- **Task to complete**: Find each line with the word "Caciques" and state how many there are, nothing more.

- **Records supplied**:
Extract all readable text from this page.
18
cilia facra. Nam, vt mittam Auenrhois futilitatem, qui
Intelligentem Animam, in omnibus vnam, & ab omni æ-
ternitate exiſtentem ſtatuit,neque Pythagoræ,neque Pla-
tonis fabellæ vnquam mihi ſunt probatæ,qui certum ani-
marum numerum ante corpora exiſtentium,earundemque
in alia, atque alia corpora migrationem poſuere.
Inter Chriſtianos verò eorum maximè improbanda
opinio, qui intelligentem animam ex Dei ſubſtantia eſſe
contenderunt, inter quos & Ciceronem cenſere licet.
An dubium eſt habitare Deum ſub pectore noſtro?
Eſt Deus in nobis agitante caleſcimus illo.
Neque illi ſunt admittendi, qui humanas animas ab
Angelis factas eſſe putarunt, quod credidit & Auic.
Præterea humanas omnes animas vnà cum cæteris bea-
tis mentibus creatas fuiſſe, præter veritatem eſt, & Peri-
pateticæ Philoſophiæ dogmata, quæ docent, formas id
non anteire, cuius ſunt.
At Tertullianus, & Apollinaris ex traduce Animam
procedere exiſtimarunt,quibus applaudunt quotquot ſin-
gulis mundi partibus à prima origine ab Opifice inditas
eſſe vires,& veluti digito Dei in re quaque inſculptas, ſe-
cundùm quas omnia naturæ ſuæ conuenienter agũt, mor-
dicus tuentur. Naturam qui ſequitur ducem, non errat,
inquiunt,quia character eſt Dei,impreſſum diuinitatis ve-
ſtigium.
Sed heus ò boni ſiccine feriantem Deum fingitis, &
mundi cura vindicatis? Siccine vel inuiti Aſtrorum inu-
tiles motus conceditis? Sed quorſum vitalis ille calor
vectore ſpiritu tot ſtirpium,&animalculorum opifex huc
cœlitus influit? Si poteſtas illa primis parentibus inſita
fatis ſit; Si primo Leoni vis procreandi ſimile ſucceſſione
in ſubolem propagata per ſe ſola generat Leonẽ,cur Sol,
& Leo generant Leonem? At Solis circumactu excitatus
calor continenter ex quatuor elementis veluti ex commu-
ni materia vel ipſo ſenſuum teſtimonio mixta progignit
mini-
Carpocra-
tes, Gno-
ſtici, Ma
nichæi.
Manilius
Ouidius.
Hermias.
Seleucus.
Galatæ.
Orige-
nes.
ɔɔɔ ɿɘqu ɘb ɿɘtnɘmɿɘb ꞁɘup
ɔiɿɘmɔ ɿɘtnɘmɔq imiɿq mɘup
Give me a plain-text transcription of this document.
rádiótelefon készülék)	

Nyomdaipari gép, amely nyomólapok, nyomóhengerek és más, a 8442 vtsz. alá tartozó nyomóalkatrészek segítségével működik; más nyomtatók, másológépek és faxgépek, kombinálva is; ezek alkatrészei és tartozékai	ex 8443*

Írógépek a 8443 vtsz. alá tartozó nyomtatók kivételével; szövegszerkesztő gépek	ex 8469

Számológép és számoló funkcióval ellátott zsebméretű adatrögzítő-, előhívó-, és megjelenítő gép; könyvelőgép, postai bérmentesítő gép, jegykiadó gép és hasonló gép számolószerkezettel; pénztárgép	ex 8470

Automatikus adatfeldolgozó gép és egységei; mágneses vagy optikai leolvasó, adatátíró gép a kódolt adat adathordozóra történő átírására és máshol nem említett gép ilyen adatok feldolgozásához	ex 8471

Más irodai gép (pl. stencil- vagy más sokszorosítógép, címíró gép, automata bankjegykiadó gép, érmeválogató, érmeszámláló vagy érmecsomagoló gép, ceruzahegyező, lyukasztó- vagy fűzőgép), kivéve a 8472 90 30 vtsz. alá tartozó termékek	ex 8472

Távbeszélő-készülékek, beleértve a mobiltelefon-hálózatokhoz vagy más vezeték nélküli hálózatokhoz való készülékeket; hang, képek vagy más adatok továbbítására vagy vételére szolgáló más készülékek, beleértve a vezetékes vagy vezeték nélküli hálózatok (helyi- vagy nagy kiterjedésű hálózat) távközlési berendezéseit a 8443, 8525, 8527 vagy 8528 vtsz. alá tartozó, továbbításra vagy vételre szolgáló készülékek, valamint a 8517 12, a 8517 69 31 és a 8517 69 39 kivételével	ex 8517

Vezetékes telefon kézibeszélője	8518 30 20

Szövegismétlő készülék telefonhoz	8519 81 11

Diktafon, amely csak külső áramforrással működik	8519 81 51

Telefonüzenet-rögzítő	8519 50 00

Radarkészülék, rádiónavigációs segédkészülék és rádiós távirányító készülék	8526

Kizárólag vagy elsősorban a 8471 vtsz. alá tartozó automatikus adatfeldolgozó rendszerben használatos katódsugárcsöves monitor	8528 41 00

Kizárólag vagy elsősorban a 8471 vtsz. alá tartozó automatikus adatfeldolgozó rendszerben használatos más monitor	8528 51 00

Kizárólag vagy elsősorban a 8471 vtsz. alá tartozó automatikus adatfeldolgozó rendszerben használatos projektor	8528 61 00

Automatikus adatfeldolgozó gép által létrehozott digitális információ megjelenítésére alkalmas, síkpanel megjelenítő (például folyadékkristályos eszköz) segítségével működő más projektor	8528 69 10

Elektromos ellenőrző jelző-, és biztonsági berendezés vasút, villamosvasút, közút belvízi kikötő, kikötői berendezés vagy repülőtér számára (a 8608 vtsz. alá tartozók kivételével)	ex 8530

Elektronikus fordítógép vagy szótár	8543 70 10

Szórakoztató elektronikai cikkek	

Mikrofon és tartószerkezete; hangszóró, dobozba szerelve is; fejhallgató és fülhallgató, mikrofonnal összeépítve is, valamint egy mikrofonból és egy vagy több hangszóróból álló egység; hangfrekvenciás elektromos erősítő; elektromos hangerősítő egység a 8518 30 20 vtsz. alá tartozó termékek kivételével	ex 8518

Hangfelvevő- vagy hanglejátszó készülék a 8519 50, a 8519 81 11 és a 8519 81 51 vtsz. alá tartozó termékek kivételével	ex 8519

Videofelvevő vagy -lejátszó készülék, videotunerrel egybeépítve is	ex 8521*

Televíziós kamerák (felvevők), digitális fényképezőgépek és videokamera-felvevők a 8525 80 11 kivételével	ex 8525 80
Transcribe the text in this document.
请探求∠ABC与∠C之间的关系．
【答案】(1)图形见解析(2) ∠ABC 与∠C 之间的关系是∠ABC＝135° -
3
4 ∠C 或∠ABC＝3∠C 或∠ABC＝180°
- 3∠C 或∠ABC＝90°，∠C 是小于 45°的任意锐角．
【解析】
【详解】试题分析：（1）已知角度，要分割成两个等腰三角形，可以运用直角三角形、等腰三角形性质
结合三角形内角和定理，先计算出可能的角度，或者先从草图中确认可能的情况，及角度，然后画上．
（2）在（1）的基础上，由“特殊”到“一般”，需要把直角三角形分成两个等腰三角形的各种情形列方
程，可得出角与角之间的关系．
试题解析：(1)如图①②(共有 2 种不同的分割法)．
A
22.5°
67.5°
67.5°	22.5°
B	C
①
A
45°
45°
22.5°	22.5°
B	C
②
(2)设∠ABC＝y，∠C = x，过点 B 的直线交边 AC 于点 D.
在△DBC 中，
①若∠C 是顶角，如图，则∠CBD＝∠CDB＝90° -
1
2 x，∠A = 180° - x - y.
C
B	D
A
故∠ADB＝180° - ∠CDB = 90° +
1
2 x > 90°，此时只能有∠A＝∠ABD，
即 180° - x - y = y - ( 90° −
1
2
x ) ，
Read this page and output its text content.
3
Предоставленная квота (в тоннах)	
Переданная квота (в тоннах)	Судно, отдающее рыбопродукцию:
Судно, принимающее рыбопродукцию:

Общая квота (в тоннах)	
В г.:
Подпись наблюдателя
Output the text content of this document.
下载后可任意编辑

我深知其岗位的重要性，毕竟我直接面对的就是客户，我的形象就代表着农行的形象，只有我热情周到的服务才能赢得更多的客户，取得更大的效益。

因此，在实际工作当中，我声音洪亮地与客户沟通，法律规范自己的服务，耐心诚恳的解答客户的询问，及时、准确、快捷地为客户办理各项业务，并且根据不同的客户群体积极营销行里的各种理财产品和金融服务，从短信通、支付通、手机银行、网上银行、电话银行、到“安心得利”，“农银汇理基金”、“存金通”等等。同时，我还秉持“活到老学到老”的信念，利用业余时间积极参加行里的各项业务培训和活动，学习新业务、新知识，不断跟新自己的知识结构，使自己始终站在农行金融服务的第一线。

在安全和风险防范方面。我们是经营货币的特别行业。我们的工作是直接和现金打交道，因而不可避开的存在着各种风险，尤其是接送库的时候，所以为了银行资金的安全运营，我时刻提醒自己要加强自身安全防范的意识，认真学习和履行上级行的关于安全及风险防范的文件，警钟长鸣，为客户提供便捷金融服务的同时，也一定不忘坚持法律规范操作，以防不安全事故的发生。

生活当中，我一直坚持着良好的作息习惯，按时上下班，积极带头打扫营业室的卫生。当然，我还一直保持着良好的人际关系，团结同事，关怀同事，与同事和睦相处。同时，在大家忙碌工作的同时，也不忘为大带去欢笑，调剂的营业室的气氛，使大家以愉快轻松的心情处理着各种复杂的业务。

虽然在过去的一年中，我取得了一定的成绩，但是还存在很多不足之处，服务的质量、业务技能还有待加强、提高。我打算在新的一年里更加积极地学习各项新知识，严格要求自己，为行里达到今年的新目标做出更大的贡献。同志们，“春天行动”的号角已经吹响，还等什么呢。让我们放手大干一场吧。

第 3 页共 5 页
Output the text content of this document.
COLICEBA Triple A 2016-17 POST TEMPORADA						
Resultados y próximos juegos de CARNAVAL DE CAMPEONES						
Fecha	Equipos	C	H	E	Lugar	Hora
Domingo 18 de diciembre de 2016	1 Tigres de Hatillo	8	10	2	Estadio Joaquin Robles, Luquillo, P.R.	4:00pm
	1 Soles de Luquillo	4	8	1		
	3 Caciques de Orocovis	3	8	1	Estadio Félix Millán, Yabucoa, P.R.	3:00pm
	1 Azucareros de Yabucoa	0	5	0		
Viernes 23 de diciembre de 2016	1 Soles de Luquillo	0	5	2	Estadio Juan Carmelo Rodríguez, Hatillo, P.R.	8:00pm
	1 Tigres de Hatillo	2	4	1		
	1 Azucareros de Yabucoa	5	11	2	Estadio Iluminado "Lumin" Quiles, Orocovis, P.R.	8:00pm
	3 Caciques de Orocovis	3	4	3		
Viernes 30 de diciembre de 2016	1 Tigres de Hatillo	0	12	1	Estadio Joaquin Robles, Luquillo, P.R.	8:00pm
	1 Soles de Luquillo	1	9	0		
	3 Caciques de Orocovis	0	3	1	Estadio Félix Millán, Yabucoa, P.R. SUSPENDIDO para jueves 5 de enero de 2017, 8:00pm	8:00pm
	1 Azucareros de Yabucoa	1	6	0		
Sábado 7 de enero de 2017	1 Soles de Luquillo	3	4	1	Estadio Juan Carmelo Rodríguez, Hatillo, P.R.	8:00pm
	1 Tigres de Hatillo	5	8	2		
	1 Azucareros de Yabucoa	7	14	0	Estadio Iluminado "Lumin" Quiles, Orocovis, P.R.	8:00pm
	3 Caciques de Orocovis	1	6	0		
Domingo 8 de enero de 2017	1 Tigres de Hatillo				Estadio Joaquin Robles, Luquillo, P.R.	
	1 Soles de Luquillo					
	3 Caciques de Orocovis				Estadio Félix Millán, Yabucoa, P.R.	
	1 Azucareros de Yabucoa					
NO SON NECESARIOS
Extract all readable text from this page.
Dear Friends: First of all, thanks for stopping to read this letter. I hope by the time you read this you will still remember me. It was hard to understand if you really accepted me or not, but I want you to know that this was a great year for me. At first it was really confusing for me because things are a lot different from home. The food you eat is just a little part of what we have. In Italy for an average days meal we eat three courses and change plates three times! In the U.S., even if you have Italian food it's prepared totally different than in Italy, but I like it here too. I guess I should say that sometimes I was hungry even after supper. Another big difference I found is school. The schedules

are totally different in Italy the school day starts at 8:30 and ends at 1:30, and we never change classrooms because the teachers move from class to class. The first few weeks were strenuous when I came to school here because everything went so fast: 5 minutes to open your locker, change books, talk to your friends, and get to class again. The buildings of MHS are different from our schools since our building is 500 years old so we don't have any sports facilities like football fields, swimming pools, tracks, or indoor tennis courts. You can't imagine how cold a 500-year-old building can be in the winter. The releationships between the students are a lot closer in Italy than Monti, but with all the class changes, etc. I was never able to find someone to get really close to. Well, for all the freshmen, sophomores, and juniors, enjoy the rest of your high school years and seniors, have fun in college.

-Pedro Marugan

- **Exercise answer**: 5